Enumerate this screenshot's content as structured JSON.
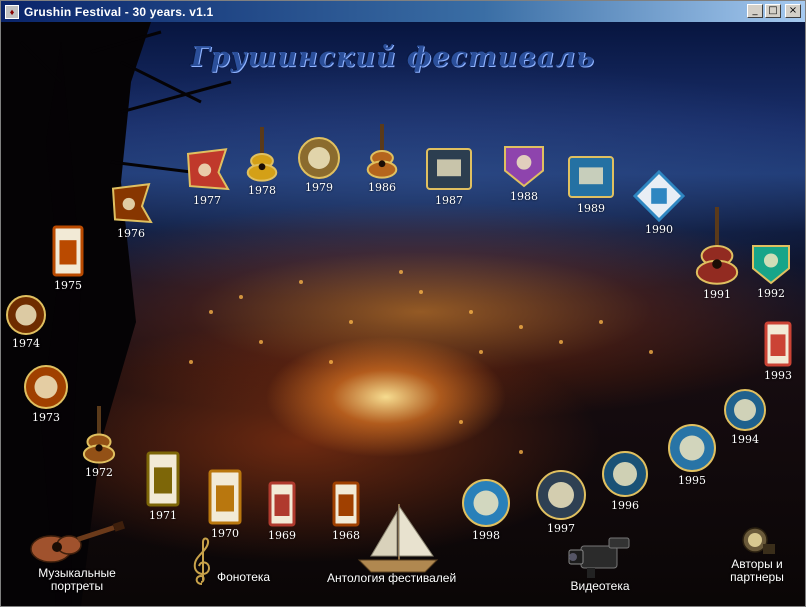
{
  "window": {
    "title": "Grushin Festival - 30 years. v1.1",
    "controls": {
      "minimize": "_",
      "maximize": "□",
      "close": "×"
    }
  },
  "heading": "Грушинский фестиваль",
  "badges": [
    {
      "year": "1977",
      "color": "#c0392b"
    },
    {
      "year": "1978",
      "color": "#d4a017"
    },
    {
      "year": "1979",
      "color": "#8b6b2e"
    },
    {
      "year": "1986",
      "color": "#b5651d"
    },
    {
      "year": "1987",
      "color": "#2c3e50"
    },
    {
      "year": "1988",
      "color": "#8e44ad"
    },
    {
      "year": "1989",
      "color": "#2471a3"
    },
    {
      "year": "1990",
      "color": "#2e86c1"
    },
    {
      "year": "1991",
      "color": "#922b21"
    },
    {
      "year": "1992",
      "color": "#17a589"
    },
    {
      "year": "1993",
      "color": "#cb4335"
    },
    {
      "year": "1994",
      "color": "#1f618d"
    },
    {
      "year": "1995",
      "color": "#2874a6"
    },
    {
      "year": "1996",
      "color": "#1a5276"
    },
    {
      "year": "1997",
      "color": "#2e4053"
    },
    {
      "year": "1998",
      "color": "#2980b9"
    },
    {
      "year": "1968",
      "color": "#a04000"
    },
    {
      "year": "1969",
      "color": "#b03a2e"
    },
    {
      "year": "1970",
      "color": "#b9770e"
    },
    {
      "year": "1971",
      "color": "#7d6608"
    },
    {
      "year": "1972",
      "color": "#935116"
    },
    {
      "year": "1973",
      "color": "#a04000"
    },
    {
      "year": "1974",
      "color": "#6e2c00"
    },
    {
      "year": "1975",
      "color": "#ba4a00"
    },
    {
      "year": "1976",
      "color": "#873600"
    }
  ],
  "nav": {
    "portraits": "Музыкальные портреты",
    "phonotheque": "Фонотека",
    "anthology": "Антология фестивалей",
    "videotheque": "Видеотека",
    "authors": "Авторы и партнеры"
  }
}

+ + +

YOUR GOAL> Copy the records exactly as they appear, excluding images.

REPLY TO THE EXERCISE>
Enumerate this screenshot's content as structured JSON.
{
  "window": {
    "title": "Grushin Festival - 30 years. v1.1",
    "controls": {
      "minimize": "_",
      "maximize": "□",
      "close": "×"
    }
  },
  "heading": "Грушинский фестиваль",
  "badges": [
    {
      "year": "1977",
      "color": "#c0392b"
    },
    {
      "year": "1978",
      "color": "#d4a017"
    },
    {
      "year": "1979",
      "color": "#8b6b2e"
    },
    {
      "year": "1986",
      "color": "#b5651d"
    },
    {
      "year": "1987",
      "color": "#2c3e50"
    },
    {
      "year": "1988",
      "color": "#8e44ad"
    },
    {
      "year": "1989",
      "color": "#2471a3"
    },
    {
      "year": "1990",
      "color": "#2e86c1"
    },
    {
      "year": "1991",
      "color": "#922b21"
    },
    {
      "year": "1992",
      "color": "#17a589"
    },
    {
      "year": "1993",
      "color": "#cb4335"
    },
    {
      "year": "1994",
      "color": "#1f618d"
    },
    {
      "year": "1995",
      "color": "#2874a6"
    },
    {
      "year": "1996",
      "color": "#1a5276"
    },
    {
      "year": "1997",
      "color": "#2e4053"
    },
    {
      "year": "1998",
      "color": "#2980b9"
    },
    {
      "year": "1968",
      "color": "#a04000"
    },
    {
      "year": "1969",
      "color": "#b03a2e"
    },
    {
      "year": "1970",
      "color": "#b9770e"
    },
    {
      "year": "1971",
      "color": "#7d6608"
    },
    {
      "year": "1972",
      "color": "#935116"
    },
    {
      "year": "1973",
      "color": "#a04000"
    },
    {
      "year": "1974",
      "color": "#6e2c00"
    },
    {
      "year": "1975",
      "color": "#ba4a00"
    },
    {
      "year": "1976",
      "color": "#873600"
    }
  ],
  "nav": {
    "portraits": "Музыкальные портреты",
    "phonotheque": "Фонотека",
    "anthology": "Антология фестивалей",
    "videotheque": "Видеотека",
    "authors": "Авторы и партнеры"
  }
}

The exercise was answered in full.